> _What the exercise asks_:
Look for the word "text" in each line and report the count of matching lines, with nothing added.

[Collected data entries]
◆ ◆ ◆ ◆ ◆

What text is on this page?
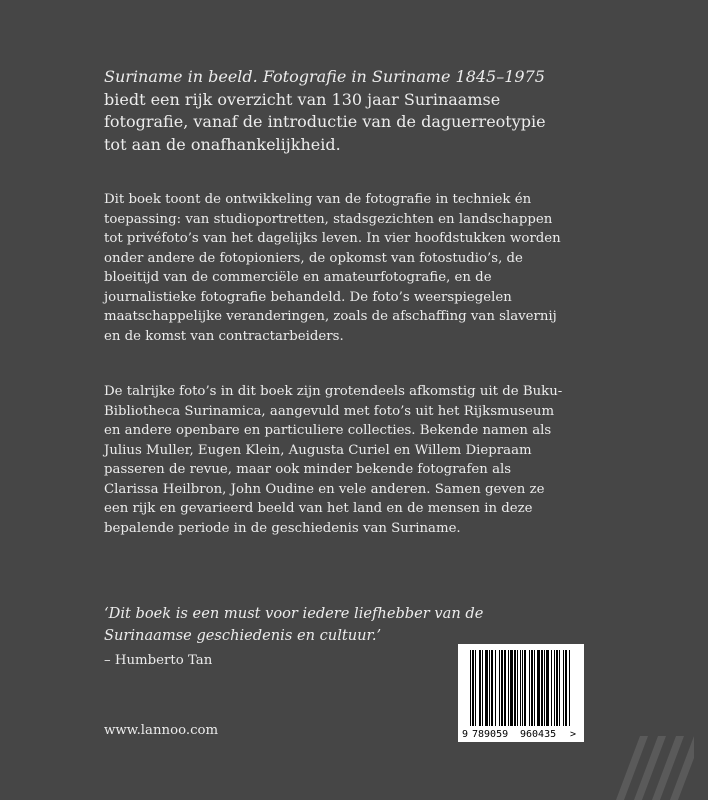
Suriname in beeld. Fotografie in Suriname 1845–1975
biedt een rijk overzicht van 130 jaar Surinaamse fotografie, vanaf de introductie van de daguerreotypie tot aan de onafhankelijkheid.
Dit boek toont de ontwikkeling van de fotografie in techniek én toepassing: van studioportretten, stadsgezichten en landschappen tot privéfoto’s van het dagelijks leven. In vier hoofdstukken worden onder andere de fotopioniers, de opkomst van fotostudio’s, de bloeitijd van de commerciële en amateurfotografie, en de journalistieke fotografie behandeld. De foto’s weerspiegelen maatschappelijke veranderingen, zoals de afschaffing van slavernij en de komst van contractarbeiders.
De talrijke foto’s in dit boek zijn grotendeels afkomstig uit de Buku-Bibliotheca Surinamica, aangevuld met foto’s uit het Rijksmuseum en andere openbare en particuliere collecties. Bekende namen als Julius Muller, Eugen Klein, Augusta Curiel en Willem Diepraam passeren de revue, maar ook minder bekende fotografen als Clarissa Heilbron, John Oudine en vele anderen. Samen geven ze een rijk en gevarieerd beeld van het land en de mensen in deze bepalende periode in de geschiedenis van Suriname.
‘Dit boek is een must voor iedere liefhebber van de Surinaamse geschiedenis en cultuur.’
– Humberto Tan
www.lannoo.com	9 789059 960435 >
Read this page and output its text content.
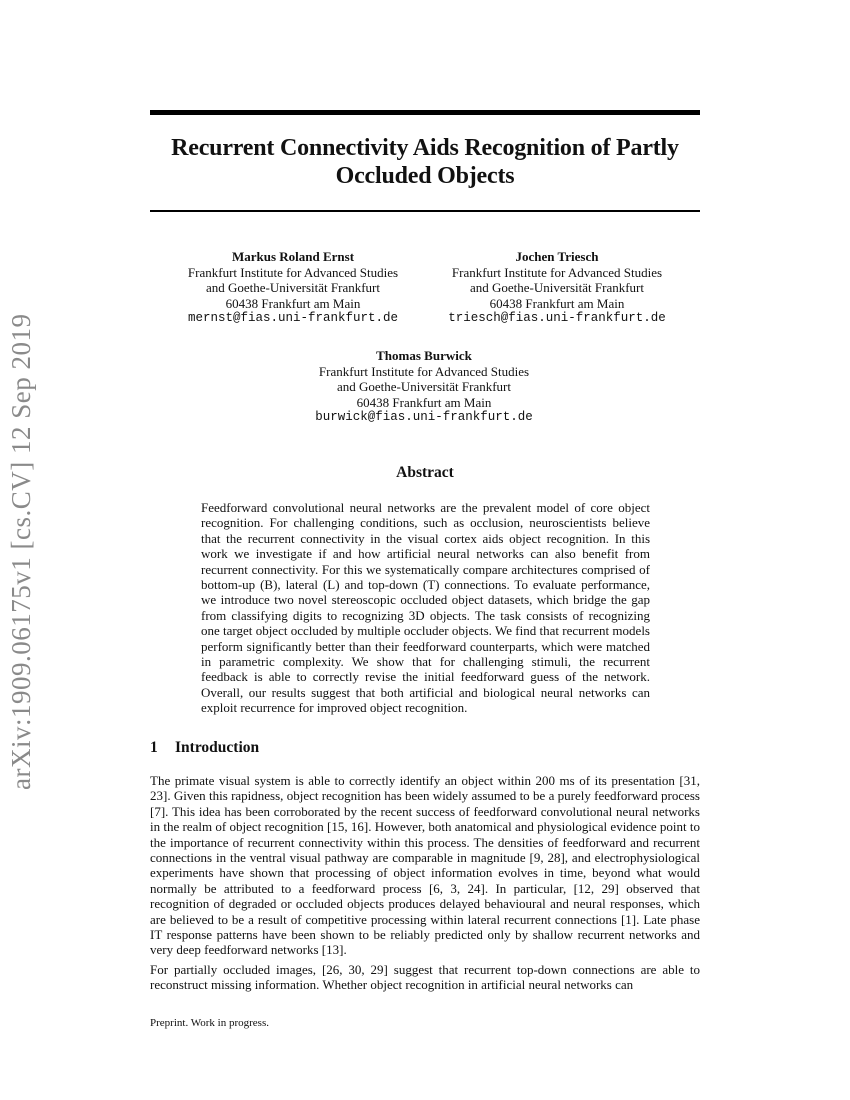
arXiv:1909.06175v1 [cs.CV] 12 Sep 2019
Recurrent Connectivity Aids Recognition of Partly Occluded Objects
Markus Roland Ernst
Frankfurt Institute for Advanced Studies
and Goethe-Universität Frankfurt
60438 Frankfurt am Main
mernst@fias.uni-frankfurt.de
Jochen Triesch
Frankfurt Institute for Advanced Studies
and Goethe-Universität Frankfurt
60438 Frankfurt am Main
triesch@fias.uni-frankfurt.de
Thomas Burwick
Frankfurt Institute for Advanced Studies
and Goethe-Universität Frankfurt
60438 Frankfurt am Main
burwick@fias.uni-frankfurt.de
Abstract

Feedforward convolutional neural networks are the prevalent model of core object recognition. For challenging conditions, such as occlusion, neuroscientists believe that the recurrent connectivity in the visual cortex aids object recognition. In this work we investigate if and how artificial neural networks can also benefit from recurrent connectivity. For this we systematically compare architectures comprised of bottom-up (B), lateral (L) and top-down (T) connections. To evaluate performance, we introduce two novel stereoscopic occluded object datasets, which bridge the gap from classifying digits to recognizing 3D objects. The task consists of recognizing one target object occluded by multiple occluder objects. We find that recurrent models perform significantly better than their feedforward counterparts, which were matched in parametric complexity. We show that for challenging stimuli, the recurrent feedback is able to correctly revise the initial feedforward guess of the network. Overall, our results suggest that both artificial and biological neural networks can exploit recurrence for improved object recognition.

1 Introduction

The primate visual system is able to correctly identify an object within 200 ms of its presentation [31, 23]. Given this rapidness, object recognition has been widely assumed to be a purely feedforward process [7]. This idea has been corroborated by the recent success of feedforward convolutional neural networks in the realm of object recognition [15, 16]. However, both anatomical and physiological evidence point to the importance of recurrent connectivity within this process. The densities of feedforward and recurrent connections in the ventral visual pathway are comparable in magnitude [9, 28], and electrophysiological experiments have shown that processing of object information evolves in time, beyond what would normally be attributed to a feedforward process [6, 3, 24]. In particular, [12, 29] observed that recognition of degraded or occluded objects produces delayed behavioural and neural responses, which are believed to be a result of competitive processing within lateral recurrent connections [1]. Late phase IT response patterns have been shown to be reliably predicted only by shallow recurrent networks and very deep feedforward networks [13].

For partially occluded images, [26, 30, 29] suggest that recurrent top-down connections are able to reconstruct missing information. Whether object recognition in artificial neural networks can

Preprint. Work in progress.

◆ ◆ ◆ ◆ ◆

> _The response_:
2